• **Exercise description**
Can you find the lines of the listing that include "temperature" and copy every one?

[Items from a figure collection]
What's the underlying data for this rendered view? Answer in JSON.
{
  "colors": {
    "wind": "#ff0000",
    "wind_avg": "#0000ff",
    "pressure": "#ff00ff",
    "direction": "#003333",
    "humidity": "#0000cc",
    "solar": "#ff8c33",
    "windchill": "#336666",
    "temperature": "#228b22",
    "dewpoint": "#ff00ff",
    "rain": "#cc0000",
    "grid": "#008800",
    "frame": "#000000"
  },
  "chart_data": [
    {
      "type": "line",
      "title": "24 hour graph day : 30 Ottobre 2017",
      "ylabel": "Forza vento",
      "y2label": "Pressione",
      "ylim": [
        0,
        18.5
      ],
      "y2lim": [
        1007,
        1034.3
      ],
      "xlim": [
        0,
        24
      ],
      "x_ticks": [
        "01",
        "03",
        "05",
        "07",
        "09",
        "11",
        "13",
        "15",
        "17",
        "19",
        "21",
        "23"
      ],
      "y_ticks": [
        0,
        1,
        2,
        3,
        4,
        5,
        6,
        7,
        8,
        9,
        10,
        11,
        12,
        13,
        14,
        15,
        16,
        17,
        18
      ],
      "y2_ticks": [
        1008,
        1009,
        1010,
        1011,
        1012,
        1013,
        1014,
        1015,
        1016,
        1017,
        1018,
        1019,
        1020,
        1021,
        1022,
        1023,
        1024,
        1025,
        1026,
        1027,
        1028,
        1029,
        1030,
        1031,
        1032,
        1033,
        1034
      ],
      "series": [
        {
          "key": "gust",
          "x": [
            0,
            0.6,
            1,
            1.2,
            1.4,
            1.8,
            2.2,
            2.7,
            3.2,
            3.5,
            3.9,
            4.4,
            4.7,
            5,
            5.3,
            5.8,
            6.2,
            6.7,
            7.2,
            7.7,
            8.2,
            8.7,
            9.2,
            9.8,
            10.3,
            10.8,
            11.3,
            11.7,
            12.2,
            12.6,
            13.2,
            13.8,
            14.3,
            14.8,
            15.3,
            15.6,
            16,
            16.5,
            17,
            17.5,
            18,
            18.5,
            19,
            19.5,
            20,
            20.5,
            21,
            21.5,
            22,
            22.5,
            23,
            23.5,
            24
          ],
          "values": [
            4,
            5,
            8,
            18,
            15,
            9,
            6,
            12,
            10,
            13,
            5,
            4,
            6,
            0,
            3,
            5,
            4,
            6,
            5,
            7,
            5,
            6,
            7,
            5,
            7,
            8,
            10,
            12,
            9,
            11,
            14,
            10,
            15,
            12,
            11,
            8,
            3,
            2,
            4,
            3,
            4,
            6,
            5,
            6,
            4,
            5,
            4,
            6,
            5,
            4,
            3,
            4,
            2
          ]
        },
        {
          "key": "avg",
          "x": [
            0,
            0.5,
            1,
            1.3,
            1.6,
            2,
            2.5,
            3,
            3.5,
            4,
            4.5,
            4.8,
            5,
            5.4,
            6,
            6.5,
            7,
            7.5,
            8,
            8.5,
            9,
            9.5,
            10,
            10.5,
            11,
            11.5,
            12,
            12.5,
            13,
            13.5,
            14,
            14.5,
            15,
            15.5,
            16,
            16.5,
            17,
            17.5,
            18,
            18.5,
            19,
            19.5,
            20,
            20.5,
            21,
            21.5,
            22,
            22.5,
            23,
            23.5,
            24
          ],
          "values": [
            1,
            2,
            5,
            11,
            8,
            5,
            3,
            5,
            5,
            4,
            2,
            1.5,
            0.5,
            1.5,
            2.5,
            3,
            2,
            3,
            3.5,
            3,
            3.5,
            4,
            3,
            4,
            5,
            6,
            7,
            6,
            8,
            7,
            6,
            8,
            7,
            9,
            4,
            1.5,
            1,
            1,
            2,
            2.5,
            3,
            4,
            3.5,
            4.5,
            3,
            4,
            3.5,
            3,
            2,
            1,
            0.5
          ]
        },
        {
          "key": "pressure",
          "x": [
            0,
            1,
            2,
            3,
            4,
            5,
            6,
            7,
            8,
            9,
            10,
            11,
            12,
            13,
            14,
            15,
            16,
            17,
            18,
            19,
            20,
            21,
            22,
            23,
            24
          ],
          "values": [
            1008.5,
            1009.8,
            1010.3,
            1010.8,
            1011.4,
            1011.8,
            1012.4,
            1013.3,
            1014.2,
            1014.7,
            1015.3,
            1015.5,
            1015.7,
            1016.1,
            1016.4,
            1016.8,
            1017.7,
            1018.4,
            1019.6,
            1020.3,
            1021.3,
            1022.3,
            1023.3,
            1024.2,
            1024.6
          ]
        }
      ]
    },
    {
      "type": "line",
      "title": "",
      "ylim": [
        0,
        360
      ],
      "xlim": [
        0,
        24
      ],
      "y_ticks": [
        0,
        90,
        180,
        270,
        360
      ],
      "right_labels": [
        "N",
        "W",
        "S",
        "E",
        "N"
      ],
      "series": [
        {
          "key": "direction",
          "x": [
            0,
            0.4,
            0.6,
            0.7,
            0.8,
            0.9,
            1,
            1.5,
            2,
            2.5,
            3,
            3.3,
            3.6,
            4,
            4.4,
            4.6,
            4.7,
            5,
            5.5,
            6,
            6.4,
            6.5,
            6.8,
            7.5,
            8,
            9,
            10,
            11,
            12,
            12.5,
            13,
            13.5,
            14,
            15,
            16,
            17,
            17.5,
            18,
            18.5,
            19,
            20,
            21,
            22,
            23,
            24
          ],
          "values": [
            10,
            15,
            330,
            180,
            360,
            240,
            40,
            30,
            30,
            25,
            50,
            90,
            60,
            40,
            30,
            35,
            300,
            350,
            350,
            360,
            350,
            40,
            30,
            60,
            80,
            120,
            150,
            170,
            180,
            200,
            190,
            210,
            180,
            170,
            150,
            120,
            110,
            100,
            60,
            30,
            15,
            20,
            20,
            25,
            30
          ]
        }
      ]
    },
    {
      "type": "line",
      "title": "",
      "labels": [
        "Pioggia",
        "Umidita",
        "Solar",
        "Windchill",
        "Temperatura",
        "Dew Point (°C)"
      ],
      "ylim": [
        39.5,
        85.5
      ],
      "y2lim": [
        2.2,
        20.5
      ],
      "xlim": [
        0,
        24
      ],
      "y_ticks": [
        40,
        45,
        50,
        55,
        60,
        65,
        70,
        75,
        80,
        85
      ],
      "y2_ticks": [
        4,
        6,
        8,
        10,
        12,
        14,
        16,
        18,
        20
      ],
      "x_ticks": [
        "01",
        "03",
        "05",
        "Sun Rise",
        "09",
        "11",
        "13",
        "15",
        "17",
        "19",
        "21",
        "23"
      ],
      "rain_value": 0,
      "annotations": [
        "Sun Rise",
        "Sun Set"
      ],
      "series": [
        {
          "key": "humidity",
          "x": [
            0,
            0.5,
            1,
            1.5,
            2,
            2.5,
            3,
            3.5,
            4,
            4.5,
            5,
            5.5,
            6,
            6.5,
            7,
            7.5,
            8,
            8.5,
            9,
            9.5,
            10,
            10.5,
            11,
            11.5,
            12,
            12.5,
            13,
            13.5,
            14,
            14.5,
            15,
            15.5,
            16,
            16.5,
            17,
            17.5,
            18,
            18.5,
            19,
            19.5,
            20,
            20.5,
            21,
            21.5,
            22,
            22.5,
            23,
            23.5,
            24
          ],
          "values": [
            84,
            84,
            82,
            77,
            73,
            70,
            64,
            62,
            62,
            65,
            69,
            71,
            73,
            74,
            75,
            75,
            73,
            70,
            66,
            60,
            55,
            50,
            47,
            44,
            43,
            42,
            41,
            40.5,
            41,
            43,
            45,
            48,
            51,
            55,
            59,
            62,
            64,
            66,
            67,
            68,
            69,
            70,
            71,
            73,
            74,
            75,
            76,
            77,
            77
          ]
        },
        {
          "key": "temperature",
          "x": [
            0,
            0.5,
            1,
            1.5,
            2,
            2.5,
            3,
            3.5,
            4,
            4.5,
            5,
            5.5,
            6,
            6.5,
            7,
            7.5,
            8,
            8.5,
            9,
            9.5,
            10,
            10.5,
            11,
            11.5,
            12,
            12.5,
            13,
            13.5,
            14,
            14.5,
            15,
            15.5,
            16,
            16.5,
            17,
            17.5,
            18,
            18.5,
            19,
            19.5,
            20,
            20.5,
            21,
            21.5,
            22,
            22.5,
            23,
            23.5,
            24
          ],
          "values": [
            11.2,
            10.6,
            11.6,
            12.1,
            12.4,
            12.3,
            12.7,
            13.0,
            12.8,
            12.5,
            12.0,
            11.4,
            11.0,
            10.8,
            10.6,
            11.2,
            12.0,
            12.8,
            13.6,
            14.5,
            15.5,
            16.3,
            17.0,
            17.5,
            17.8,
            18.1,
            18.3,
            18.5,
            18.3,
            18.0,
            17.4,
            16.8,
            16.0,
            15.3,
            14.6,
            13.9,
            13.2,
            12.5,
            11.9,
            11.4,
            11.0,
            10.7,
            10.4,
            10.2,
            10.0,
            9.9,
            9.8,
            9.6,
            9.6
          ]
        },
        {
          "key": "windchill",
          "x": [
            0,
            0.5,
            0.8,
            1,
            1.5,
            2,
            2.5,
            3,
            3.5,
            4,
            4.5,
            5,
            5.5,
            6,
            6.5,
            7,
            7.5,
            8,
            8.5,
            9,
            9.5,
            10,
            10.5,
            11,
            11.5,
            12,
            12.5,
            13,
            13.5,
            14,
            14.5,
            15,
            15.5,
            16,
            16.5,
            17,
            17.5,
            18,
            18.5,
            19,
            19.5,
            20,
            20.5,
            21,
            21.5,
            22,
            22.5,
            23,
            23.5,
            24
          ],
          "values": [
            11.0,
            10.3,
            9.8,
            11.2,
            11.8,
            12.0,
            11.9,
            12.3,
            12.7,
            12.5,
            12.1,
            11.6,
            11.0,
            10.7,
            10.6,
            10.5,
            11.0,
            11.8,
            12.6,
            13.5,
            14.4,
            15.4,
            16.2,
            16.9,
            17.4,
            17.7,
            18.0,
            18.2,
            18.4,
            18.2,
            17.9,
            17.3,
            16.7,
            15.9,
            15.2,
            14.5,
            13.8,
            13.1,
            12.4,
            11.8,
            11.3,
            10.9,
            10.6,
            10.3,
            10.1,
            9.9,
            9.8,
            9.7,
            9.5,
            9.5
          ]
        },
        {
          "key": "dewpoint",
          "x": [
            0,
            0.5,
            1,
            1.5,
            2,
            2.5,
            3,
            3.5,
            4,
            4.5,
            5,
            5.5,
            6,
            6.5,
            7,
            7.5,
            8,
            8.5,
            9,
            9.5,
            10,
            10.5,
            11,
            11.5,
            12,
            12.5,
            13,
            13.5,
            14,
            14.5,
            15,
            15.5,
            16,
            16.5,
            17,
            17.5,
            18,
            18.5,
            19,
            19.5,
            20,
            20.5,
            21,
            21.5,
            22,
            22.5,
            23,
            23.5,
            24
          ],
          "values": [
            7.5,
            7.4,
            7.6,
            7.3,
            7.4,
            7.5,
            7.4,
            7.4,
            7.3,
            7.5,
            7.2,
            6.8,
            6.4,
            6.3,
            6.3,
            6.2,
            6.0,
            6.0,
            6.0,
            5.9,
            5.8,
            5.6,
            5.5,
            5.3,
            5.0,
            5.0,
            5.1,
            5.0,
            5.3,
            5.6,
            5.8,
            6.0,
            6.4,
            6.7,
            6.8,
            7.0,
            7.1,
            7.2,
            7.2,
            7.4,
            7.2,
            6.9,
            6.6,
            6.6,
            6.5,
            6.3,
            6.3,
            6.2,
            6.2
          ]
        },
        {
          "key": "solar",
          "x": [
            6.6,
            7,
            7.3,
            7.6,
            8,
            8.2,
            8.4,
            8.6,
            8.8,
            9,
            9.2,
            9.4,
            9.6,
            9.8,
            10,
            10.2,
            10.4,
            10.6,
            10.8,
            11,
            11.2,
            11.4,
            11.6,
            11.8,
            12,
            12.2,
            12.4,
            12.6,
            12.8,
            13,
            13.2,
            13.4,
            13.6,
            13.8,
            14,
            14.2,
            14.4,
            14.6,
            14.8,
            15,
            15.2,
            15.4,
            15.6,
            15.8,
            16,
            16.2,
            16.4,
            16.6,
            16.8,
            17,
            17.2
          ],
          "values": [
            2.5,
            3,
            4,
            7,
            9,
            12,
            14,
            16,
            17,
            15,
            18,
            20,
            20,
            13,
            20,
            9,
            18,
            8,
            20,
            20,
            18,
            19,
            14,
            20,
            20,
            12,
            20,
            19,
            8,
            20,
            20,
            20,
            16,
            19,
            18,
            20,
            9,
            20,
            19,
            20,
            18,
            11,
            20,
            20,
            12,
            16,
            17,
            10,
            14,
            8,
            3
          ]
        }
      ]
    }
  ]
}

• **Problem solution**
    "temperature": "#228b22",
          "key": "temperature",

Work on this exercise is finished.